Work item A
For each statement, say whether the Khatana article below agrees with it, and back each yes or no with the deciding words of the article, quoted exactly. (i) Khatana lies in Bhongaon tehsil. (ii) In 2011, Khatana had more female residents than male. (iii) The 1981 census recorded Khatana with 143 households.
Work item B
Please write what comes next in the Khatana article below, starting after its last sentence.

Extract provided: Begin

- Khatana Location in Uttar Pradesh, India
- Coordinates: 27°21′04″N 79°06′01″E﻿ / ﻿27.35122°N 79.10016°E
- Country: India
- State: Uttar Pradesh
- District: Mainpuri
- Tehsil: Bhongaon

Area
- • Total: 1.565 km^{2} (0.604 sq mi)

Population (2011)
- • Total: 1,475
- • Density: 942.5/km^{2} (2,441/sq mi)
- Time zone: UTC+5:30 (IST)
- PIN: 206252

= Khatana, Mainpuri =

Village in Uttar Pradesh, India

Khatana is a village in Sultanganj block of Mainpuri district, Uttar Pradesh, India. As of 2011, it had a population of 1,475, in 237 households.

== Demographics ==
As of 2011, Khatana had a population of 1,475, in 237 households. This population was 53.4% male (787) and 46.6% female (688). The 0-6 age group numbered 290 (154 male and 136 female), or 19.7% of the total population. 673 residents were members of Scheduled Castes, or 45.6% of the total.

The 1981 census recorded Khatana as having a population of 835 people, in 143 households.

Extract provided: End
Excerpted records: Begin

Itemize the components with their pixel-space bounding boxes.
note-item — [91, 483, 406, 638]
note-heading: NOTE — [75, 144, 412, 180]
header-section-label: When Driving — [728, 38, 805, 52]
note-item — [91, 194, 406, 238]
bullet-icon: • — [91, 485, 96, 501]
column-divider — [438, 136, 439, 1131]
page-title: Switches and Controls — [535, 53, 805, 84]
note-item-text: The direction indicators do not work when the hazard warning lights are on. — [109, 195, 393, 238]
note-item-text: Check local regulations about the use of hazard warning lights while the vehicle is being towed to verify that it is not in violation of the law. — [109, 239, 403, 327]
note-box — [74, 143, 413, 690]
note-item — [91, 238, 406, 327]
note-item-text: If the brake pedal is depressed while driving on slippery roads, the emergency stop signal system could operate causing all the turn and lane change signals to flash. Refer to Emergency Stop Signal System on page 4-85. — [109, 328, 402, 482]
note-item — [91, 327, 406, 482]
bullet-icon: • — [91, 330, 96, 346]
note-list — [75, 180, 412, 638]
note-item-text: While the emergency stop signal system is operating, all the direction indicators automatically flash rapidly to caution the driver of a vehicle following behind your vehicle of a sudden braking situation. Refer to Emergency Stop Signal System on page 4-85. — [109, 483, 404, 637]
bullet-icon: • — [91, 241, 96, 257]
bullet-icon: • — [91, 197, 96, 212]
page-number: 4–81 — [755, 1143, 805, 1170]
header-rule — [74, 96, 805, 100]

Excerpted records: End

Reply A
(i) Yes: "Tehsil: Bhongaon"
(ii) No: "This population was 53.4% male (787) and 46.6% female (688)."
(iii) Yes: "The 1981 census recorded Khatana as having a population of 835 people, in 143 households."

Reply B
The 1961 census recorded Khatana as comprising 2 hamlets, with a total population of 562 people (290 male and 272 female), in 107 households and 90 physical houses. The area of the village was given as 387 acres.

== Infrastructure ==
As of 2011, Khatana had 1 primary school; it did not have any healthcare facilities. Drinking water was provided by hand pump and tube well; there were no public toilets. The village had a post office and a public library, as well as at least some access to electricity for all purposes. Streets were made of both kachcha and pakka materials.